** start of GIVEN DATA **
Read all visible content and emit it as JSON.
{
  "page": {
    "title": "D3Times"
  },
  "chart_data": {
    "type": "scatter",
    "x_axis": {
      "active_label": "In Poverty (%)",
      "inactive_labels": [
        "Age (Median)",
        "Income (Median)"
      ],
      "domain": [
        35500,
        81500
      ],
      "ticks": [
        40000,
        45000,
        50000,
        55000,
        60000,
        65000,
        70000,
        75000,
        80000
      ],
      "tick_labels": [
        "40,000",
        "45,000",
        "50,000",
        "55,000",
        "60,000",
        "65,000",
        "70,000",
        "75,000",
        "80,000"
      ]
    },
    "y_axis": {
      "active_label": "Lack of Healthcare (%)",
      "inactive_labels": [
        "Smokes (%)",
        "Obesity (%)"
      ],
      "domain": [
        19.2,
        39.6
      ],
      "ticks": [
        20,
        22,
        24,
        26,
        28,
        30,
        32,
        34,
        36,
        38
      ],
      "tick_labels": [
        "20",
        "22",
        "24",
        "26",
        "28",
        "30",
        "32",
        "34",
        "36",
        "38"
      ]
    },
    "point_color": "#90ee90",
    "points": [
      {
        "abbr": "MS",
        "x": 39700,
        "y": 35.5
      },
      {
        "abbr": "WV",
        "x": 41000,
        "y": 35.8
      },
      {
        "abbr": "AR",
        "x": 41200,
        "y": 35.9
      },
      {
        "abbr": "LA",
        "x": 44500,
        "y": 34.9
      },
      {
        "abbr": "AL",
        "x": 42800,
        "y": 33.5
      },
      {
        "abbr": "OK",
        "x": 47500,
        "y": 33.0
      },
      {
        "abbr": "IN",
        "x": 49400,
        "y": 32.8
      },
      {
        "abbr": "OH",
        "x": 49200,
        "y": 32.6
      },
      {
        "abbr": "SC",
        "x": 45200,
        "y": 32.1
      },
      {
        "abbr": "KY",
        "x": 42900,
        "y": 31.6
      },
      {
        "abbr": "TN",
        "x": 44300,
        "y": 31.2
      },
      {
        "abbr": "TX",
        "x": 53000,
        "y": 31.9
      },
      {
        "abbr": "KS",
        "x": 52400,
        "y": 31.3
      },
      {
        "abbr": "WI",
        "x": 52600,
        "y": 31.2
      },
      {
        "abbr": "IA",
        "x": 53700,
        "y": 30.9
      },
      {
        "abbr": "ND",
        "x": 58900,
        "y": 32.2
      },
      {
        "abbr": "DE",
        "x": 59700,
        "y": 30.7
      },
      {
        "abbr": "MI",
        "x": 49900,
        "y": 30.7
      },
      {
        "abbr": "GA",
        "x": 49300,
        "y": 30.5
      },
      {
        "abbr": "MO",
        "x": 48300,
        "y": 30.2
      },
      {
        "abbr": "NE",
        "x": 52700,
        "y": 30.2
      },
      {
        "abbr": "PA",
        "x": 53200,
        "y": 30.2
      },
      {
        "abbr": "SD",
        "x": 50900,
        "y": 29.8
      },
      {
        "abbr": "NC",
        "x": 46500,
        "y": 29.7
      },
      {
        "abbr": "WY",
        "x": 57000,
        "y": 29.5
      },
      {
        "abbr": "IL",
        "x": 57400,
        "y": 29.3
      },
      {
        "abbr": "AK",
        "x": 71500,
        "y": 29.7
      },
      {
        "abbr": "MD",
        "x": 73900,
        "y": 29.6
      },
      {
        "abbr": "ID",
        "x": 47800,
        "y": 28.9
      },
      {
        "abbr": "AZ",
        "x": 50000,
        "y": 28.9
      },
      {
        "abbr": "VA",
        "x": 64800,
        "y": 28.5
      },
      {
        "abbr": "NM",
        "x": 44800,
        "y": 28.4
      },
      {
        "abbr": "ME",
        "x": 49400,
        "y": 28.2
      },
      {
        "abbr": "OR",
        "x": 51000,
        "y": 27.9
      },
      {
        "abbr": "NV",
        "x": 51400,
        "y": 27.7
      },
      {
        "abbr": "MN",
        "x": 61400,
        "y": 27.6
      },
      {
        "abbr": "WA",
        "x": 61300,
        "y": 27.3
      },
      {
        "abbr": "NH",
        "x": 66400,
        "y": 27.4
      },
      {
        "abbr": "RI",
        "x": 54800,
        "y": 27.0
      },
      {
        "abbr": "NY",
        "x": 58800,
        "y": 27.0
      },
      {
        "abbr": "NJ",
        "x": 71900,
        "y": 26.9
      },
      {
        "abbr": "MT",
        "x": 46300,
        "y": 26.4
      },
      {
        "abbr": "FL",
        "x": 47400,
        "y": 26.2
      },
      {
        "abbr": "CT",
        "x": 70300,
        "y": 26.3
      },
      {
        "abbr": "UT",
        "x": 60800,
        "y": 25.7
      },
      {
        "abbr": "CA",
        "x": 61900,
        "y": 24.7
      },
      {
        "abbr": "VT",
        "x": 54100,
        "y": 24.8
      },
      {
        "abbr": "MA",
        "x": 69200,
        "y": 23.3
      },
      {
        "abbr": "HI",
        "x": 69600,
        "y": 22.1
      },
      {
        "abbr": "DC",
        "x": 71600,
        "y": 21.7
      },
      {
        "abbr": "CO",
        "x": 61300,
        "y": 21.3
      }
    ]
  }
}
** end of GIVEN DATA **
TASK DIRECTIONS —
Each entry above is to be printed again exactly.

EXERCISE SOLUTION —
Read all visible content and emit it as JSON.
{
  "page": {
    "title": "D3Times"
  },
  "chart_data": {
    "type": "scatter",
    "x_axis": {
      "active_label": "In Poverty (%)",
      "inactive_labels": [
        "Age (Median)",
        "Income (Median)"
      ],
      "domain": [
        35500,
        81500
      ],
      "ticks": [
        40000,
        45000,
        50000,
        55000,
        60000,
        65000,
        70000,
        75000,
        80000
      ],
      "tick_labels": [
        "40,000",
        "45,000",
        "50,000",
        "55,000",
        "60,000",
        "65,000",
        "70,000",
        "75,000",
        "80,000"
      ]
    },
    "y_axis": {
      "active_label": "Lack of Healthcare (%)",
      "inactive_labels": [
        "Smokes (%)",
        "Obesity (%)"
      ],
      "domain": [
        19.2,
        39.6
      ],
      "ticks": [
        20,
        22,
        24,
        26,
        28,
        30,
        32,
        34,
        36,
        38
      ],
      "tick_labels": [
        "20",
        "22",
        "24",
        "26",
        "28",
        "30",
        "32",
        "34",
        "36",
        "38"
      ]
    },
    "point_color": "#90ee90",
    "points": [
      {
        "abbr": "MS",
        "x": 39700,
        "y": 35.5
      },
      {
        "abbr": "WV",
        "x": 41000,
        "y": 35.8
      },
      {
        "abbr": "AR",
        "x": 41200,
        "y": 35.9
      },
      {
        "abbr": "LA",
        "x": 44500,
        "y": 34.9
      },
      {
        "abbr": "AL",
        "x": 42800,
        "y": 33.5
      },
      {
        "abbr": "OK",
        "x": 47500,
        "y": 33.0
      },
      {
        "abbr": "IN",
        "x": 49400,
        "y": 32.8
      },
      {
        "abbr": "OH",
        "x": 49200,
        "y": 32.6
      },
      {
        "abbr": "SC",
        "x": 45200,
        "y": 32.1
      },
      {
        "abbr": "KY",
        "x": 42900,
        "y": 31.6
      },
      {
        "abbr": "TN",
        "x": 44300,
        "y": 31.2
      },
      {
        "abbr": "TX",
        "x": 53000,
        "y": 31.9
      },
      {
        "abbr": "KS",
        "x": 52400,
        "y": 31.3
      },
      {
        "abbr": "WI",
        "x": 52600,
        "y": 31.2
      },
      {
        "abbr": "IA",
        "x": 53700,
        "y": 30.9
      },
      {
        "abbr": "ND",
        "x": 58900,
        "y": 32.2
      },
      {
        "abbr": "DE",
        "x": 59700,
        "y": 30.7
      },
      {
        "abbr": "MI",
        "x": 49900,
        "y": 30.7
      },
      {
        "abbr": "GA",
        "x": 49300,
        "y": 30.5
      },
      {
        "abbr": "MO",
        "x": 48300,
        "y": 30.2
      },
      {
        "abbr": "NE",
        "x": 52700,
        "y": 30.2
      },
      {
        "abbr": "PA",
        "x": 53200,
        "y": 30.2
      },
      {
        "abbr": "SD",
        "x": 50900,
        "y": 29.8
      },
      {
        "abbr": "NC",
        "x": 46500,
        "y": 29.7
      },
      {
        "abbr": "WY",
        "x": 57000,
        "y": 29.5
      },
      {
        "abbr": "IL",
        "x": 57400,
        "y": 29.3
      },
      {
        "abbr": "AK",
        "x": 71500,
        "y": 29.7
      },
      {
        "abbr": "MD",
        "x": 73900,
        "y": 29.6
      },
      {
        "abbr": "ID",
        "x": 47800,
        "y": 28.9
      },
      {
        "abbr": "AZ",
        "x": 50000,
        "y": 28.9
      },
      {
        "abbr": "VA",
        "x": 64800,
        "y": 28.5
      },
      {
        "abbr": "NM",
        "x": 44800,
        "y": 28.4
      },
      {
        "abbr": "ME",
        "x": 49400,
        "y": 28.2
      },
      {
        "abbr": "OR",
        "x": 51000,
        "y": 27.9
      },
      {
        "abbr": "NV",
        "x": 51400,
        "y": 27.7
      },
      {
        "abbr": "MN",
        "x": 61400,
        "y": 27.6
      },
      {
        "abbr": "WA",
        "x": 61300,
        "y": 27.3
      },
      {
        "abbr": "NH",
        "x": 66400,
        "y": 27.4
      },
      {
        "abbr": "RI",
        "x": 54800,
        "y": 27.0
      },
      {
        "abbr": "NY",
        "x": 58800,
        "y": 27.0
      },
      {
        "abbr": "NJ",
        "x": 71900,
        "y": 26.9
      },
      {
        "abbr": "MT",
        "x": 46300,
        "y": 26.4
      },
      {
        "abbr": "FL",
        "x": 47400,
        "y": 26.2
      },
      {
        "abbr": "CT",
        "x": 70300,
        "y": 26.3
      },
      {
        "abbr": "UT",
        "x": 60800,
        "y": 25.7
      },
      {
        "abbr": "CA",
        "x": 61900,
        "y": 24.7
      },
      {
        "abbr": "VT",
        "x": 54100,
        "y": 24.8
      },
      {
        "abbr": "MA",
        "x": 69200,
        "y": 23.3
      },
      {
        "abbr": "HI",
        "x": 69600,
        "y": 22.1
      },
      {
        "abbr": "DC",
        "x": 71600,
        "y": 21.7
      },
      {
        "abbr": "CO",
        "x": 61300,
        "y": 21.3
      }
    ]
  }
}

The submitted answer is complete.